Reproduce all of the data exactly.

[Extracted records]

****************************************

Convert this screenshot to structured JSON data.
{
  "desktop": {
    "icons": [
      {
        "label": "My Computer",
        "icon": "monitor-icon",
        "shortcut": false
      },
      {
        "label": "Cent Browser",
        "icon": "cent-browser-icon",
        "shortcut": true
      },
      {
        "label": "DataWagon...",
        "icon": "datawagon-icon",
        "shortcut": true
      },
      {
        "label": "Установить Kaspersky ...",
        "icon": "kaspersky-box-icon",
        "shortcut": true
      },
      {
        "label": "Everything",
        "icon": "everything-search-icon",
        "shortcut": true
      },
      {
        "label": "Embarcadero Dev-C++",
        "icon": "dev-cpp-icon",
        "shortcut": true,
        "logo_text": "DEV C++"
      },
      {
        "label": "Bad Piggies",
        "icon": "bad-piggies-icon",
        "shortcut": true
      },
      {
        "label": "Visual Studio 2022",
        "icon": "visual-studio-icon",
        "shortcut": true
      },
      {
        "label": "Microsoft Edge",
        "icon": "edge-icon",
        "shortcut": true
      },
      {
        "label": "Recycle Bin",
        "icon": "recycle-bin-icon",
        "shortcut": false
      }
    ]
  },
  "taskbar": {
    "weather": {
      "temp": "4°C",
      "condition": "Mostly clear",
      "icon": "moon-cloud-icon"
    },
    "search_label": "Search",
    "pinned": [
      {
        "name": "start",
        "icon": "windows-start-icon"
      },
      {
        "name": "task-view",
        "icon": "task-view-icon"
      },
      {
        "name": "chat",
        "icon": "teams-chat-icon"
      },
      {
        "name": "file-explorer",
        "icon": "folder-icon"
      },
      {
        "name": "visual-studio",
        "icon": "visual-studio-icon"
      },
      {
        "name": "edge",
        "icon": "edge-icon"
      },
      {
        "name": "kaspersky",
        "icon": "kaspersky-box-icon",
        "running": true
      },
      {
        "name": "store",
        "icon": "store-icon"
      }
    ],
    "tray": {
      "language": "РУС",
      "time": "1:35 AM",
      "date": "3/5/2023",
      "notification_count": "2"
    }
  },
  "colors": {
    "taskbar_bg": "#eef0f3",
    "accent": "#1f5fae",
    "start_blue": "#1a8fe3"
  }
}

****************************************

* _Result_
Convert this screenshot to structured JSON data.
{
  "desktop": {
    "icons": [
      {
        "label": "My Computer",
        "icon": "monitor-icon",
        "shortcut": false
      },
      {
        "label": "Cent Browser",
        "icon": "cent-browser-icon",
        "shortcut": true
      },
      {
        "label": "DataWagon...",
        "icon": "datawagon-icon",
        "shortcut": true
      },
      {
        "label": "Установить Kaspersky ...",
        "icon": "kaspersky-box-icon",
        "shortcut": true
      },
      {
        "label": "Everything",
        "icon": "everything-search-icon",
        "shortcut": true
      },
      {
        "label": "Embarcadero Dev-C++",
        "icon": "dev-cpp-icon",
        "shortcut": true,
        "logo_text": "DEV C++"
      },
      {
        "label": "Bad Piggies",
        "icon": "bad-piggies-icon",
        "shortcut": true
      },
      {
        "label": "Visual Studio 2022",
        "icon": "visual-studio-icon",
        "shortcut": true
      },
      {
        "label": "Microsoft Edge",
        "icon": "edge-icon",
        "shortcut": true
      },
      {
        "label": "Recycle Bin",
        "icon": "recycle-bin-icon",
        "shortcut": false
      }
    ]
  },
  "taskbar": {
    "weather": {
      "temp": "4°C",
      "condition": "Mostly clear",
      "icon": "moon-cloud-icon"
    },
    "search_label": "Search",
    "pinned": [
      {
        "name": "start",
        "icon": "windows-start-icon"
      },
      {
        "name": "task-view",
        "icon": "task-view-icon"
      },
      {
        "name": "chat",
        "icon": "teams-chat-icon"
      },
      {
        "name": "file-explorer",
        "icon": "folder-icon"
      },
      {
        "name": "visual-studio",
        "icon": "visual-studio-icon"
      },
      {
        "name": "edge",
        "icon": "edge-icon"
      },
      {
        "name": "kaspersky",
        "icon": "kaspersky-box-icon",
        "running": true
      },
      {
        "name": "store",
        "icon": "store-icon"
      }
    ],
    "tray": {
      "language": "РУС",
      "time": "1:35 AM",
      "date": "3/5/2023",
      "notification_count": "2"
    }
  },
  "colors": {
    "taskbar_bg": "#eef0f3",
    "accent": "#1f5fae",
    "start_blue": "#1a8fe3"
  }
}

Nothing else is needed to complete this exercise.